Items from a dataset:

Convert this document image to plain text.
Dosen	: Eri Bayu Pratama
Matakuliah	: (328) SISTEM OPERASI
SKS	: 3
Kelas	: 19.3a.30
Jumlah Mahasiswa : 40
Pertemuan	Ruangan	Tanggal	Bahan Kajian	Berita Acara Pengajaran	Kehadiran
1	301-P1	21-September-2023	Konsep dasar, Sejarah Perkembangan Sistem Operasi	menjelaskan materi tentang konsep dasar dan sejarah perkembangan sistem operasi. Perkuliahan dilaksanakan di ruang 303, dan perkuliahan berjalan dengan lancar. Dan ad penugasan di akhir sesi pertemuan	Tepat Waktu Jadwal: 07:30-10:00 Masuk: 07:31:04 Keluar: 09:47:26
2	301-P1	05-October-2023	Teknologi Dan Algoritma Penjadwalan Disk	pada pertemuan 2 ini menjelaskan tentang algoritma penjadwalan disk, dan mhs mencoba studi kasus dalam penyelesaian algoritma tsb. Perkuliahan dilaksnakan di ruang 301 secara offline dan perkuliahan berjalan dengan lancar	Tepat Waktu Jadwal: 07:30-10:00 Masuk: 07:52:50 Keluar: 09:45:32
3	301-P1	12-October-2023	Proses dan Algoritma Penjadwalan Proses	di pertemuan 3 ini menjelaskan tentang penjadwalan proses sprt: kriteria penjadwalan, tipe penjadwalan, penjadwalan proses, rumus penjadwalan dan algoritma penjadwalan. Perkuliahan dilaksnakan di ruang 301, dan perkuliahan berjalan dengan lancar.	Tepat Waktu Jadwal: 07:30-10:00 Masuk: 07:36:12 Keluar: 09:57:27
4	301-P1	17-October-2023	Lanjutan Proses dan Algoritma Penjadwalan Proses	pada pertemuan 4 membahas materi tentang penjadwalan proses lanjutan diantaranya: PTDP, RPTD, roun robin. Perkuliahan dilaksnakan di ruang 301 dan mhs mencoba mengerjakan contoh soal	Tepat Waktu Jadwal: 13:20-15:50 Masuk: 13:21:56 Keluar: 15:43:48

OBJECTIVE: Repeat the data precisely, line by line.

SOLUTION TO THE EXERCISE:
Convert this document image to plain text.
Dosen	: Eri Bayu Pratama
Matakuliah	: (328) SISTEM OPERASI
SKS	: 3
Kelas	: 19.3a.30
Jumlah Mahasiswa : 40
Pertemuan	Ruangan	Tanggal	Bahan Kajian	Berita Acara Pengajaran	Kehadiran
1	301-P1	21-September-2023	Konsep dasar, Sejarah Perkembangan Sistem Operasi	menjelaskan materi tentang konsep dasar dan sejarah perkembangan sistem operasi. Perkuliahan dilaksanakan di ruang 303, dan perkuliahan berjalan dengan lancar. Dan ad penugasan di akhir sesi pertemuan	Tepat Waktu Jadwal: 07:30-10:00 Masuk: 07:31:04 Keluar: 09:47:26
2	301-P1	05-October-2023	Teknologi Dan Algoritma Penjadwalan Disk	pada pertemuan 2 ini menjelaskan tentang algoritma penjadwalan disk, dan mhs mencoba studi kasus dalam penyelesaian algoritma tsb. Perkuliahan dilaksnakan di ruang 301 secara offline dan perkuliahan berjalan dengan lancar	Tepat Waktu Jadwal: 07:30-10:00 Masuk: 07:52:50 Keluar: 09:45:32
3	301-P1	12-October-2023	Proses dan Algoritma Penjadwalan Proses	di pertemuan 3 ini menjelaskan tentang penjadwalan proses sprt: kriteria penjadwalan, tipe penjadwalan, penjadwalan proses, rumus penjadwalan dan algoritma penjadwalan. Perkuliahan dilaksnakan di ruang 301, dan perkuliahan berjalan dengan lancar.	Tepat Waktu Jadwal: 07:30-10:00 Masuk: 07:36:12 Keluar: 09:57:27
4	301-P1	17-October-2023	Lanjutan Proses dan Algoritma Penjadwalan Proses	pada pertemuan 4 membahas materi tentang penjadwalan proses lanjutan diantaranya: PTDP, RPTD, roun robin. Perkuliahan dilaksnakan di ruang 301 dan mhs mencoba mengerjakan contoh soal	Tepat Waktu Jadwal: 13:20-15:50 Masuk: 13:21:56 Keluar: 15:43:48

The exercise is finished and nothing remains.